Task brief: Extract the full set of records that follows, word for word.

Dataset items

========================

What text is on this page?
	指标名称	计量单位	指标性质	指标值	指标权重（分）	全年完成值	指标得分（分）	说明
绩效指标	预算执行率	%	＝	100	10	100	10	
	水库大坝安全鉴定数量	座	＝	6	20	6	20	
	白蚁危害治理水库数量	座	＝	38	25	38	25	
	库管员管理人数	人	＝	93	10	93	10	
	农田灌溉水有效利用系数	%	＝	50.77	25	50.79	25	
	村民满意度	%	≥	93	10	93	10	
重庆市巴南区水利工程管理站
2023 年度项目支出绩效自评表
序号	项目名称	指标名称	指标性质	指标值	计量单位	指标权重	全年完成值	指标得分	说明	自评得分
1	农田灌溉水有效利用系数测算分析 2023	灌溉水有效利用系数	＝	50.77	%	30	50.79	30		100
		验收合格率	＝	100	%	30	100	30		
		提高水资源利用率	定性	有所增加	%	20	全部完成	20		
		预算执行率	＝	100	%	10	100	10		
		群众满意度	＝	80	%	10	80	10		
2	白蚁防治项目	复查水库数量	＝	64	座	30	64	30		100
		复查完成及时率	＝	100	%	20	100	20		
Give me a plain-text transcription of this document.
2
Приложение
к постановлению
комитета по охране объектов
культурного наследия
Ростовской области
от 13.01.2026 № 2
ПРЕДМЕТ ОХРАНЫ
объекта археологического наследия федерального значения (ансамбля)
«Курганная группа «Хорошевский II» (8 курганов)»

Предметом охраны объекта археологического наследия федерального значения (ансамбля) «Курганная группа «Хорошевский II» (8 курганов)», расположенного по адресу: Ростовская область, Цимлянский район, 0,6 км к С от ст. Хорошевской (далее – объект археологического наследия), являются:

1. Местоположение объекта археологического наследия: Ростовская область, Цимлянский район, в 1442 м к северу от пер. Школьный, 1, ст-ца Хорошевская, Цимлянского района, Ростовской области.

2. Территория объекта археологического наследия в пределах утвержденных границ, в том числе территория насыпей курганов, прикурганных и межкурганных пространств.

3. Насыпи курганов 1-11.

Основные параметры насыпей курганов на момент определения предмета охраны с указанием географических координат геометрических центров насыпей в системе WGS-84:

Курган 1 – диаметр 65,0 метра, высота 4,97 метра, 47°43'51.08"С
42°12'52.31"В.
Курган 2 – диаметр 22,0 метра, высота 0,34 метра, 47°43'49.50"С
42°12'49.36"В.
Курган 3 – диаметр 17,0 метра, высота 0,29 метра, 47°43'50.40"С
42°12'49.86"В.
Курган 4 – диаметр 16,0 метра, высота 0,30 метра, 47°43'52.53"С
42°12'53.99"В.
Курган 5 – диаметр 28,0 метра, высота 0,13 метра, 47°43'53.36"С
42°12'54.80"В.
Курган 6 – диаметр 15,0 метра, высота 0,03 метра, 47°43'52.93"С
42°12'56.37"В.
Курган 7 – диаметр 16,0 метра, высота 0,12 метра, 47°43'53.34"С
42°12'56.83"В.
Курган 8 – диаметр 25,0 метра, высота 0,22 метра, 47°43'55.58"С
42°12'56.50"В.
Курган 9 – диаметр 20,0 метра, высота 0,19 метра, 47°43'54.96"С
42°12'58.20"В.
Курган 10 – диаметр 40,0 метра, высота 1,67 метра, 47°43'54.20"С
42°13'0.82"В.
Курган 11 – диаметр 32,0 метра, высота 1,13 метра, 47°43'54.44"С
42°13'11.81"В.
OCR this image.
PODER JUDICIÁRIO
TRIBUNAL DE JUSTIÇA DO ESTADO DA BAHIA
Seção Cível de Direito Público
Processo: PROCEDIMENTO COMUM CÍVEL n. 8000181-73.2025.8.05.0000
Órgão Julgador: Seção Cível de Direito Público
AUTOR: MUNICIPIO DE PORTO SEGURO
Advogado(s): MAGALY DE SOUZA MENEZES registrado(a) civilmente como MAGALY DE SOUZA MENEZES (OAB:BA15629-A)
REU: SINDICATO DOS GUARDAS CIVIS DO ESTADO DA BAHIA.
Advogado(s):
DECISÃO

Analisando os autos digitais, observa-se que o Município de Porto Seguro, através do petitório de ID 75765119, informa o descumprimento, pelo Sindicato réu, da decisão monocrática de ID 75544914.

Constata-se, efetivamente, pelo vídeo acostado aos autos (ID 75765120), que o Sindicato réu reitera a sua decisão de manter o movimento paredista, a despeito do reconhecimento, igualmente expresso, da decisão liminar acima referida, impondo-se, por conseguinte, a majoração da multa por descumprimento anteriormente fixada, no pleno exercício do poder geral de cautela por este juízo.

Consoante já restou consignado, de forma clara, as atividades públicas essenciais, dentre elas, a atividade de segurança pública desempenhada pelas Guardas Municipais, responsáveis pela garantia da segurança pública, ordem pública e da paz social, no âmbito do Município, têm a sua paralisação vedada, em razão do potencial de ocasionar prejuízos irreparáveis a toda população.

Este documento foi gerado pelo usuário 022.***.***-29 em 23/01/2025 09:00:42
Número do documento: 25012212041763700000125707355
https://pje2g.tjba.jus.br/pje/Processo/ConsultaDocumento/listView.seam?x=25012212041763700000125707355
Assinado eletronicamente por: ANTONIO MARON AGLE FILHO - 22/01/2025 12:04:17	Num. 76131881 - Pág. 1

========================

Solution to the problem:
What text is on this page?
	指标名称	计量单位	指标性质	指标值	指标权重（分）	全年完成值	指标得分（分）	说明
绩效指标	预算执行率	%	＝	100	10	100	10	
	水库大坝安全鉴定数量	座	＝	6	20	6	20	
	白蚁危害治理水库数量	座	＝	38	25	38	25	
	库管员管理人数	人	＝	93	10	93	10	
	农田灌溉水有效利用系数	%	＝	50.77	25	50.79	25	
	村民满意度	%	≥	93	10	93	10	
重庆市巴南区水利工程管理站
2023 年度项目支出绩效自评表
序号	项目名称	指标名称	指标性质	指标值	计量单位	指标权重	全年完成值	指标得分	说明	自评得分
1	农田灌溉水有效利用系数测算分析 2023	灌溉水有效利用系数	＝	50.77	%	30	50.79	30		100
		验收合格率	＝	100	%	30	100	30		
		提高水资源利用率	定性	有所增加	%	20	全部完成	20		
		预算执行率	＝	100	%	10	100	10		
		群众满意度	＝	80	%	10	80	10		
2	白蚁防治项目	复查水库数量	＝	64	座	30	64	30		100
		复查完成及时率	＝	100	%	20	100	20		
Give me a plain-text transcription of this document.
2
Приложение
к постановлению
комитета по охране объектов
культурного наследия
Ростовской области
от 13.01.2026 № 2
ПРЕДМЕТ ОХРАНЫ
объекта археологического наследия федерального значения (ансамбля)
«Курганная группа «Хорошевский II» (8 курганов)»

Предметом охраны объекта археологического наследия федерального значения (ансамбля) «Курганная группа «Хорошевский II» (8 курганов)», расположенного по адресу: Ростовская область, Цимлянский район, 0,6 км к С от ст. Хорошевской (далее – объект археологического наследия), являются:

1. Местоположение объекта археологического наследия: Ростовская область, Цимлянский район, в 1442 м к северу от пер. Школьный, 1, ст-ца Хорошевская, Цимлянского района, Ростовской области.

2. Территория объекта археологического наследия в пределах утвержденных границ, в том числе территория насыпей курганов, прикурганных и межкурганных пространств.

3. Насыпи курганов 1-11.

Основные параметры насыпей курганов на момент определения предмета охраны с указанием географических координат геометрических центров насыпей в системе WGS-84:

Курган 1 – диаметр 65,0 метра, высота 4,97 метра, 47°43'51.08"С
42°12'52.31"В.
Курган 2 – диаметр 22,0 метра, высота 0,34 метра, 47°43'49.50"С
42°12'49.36"В.
Курган 3 – диаметр 17,0 метра, высота 0,29 метра, 47°43'50.40"С
42°12'49.86"В.
Курган 4 – диаметр 16,0 метра, высота 0,30 метра, 47°43'52.53"С
42°12'53.99"В.
Курган 5 – диаметр 28,0 метра, высота 0,13 метра, 47°43'53.36"С
42°12'54.80"В.
Курган 6 – диаметр 15,0 метра, высота 0,03 метра, 47°43'52.93"С
42°12'56.37"В.
Курган 7 – диаметр 16,0 метра, высота 0,12 метра, 47°43'53.34"С
42°12'56.83"В.
Курган 8 – диаметр 25,0 метра, высота 0,22 метра, 47°43'55.58"С
42°12'56.50"В.
Курган 9 – диаметр 20,0 метра, высота 0,19 метра, 47°43'54.96"С
42°12'58.20"В.
Курган 10 – диаметр 40,0 метра, высота 1,67 метра, 47°43'54.20"С
42°13'0.82"В.
Курган 11 – диаметр 32,0 метра, высота 1,13 метра, 47°43'54.44"С
42°13'11.81"В.
OCR this image.
PODER JUDICIÁRIO
TRIBUNAL DE JUSTIÇA DO ESTADO DA BAHIA
Seção Cível de Direito Público
Processo: PROCEDIMENTO COMUM CÍVEL n. 8000181-73.2025.8.05.0000
Órgão Julgador: Seção Cível de Direito Público
AUTOR: MUNICIPIO DE PORTO SEGURO
Advogado(s): MAGALY DE SOUZA MENEZES registrado(a) civilmente como MAGALY DE SOUZA MENEZES (OAB:BA15629-A)
REU: SINDICATO DOS GUARDAS CIVIS DO ESTADO DA BAHIA.
Advogado(s):
DECISÃO

Analisando os autos digitais, observa-se que o Município de Porto Seguro, através do petitório de ID 75765119, informa o descumprimento, pelo Sindicato réu, da decisão monocrática de ID 75544914.

Constata-se, efetivamente, pelo vídeo acostado aos autos (ID 75765120), que o Sindicato réu reitera a sua decisão de manter o movimento paredista, a despeito do reconhecimento, igualmente expresso, da decisão liminar acima referida, impondo-se, por conseguinte, a majoração da multa por descumprimento anteriormente fixada, no pleno exercício do poder geral de cautela por este juízo.

Consoante já restou consignado, de forma clara, as atividades públicas essenciais, dentre elas, a atividade de segurança pública desempenhada pelas Guardas Municipais, responsáveis pela garantia da segurança pública, ordem pública e da paz social, no âmbito do Município, têm a sua paralisação vedada, em razão do potencial de ocasionar prejuízos irreparáveis a toda população.

Este documento foi gerado pelo usuário 022.***.***-29 em 23/01/2025 09:00:42
Número do documento: 25012212041763700000125707355
https://pje2g.tjba.jus.br/pje/Processo/ConsultaDocumento/listView.seam?x=25012212041763700000125707355
Assinado eletronicamente por: ANTONIO MARON AGLE FILHO - 22/01/2025 12:04:17	Num. 76131881 - Pág. 1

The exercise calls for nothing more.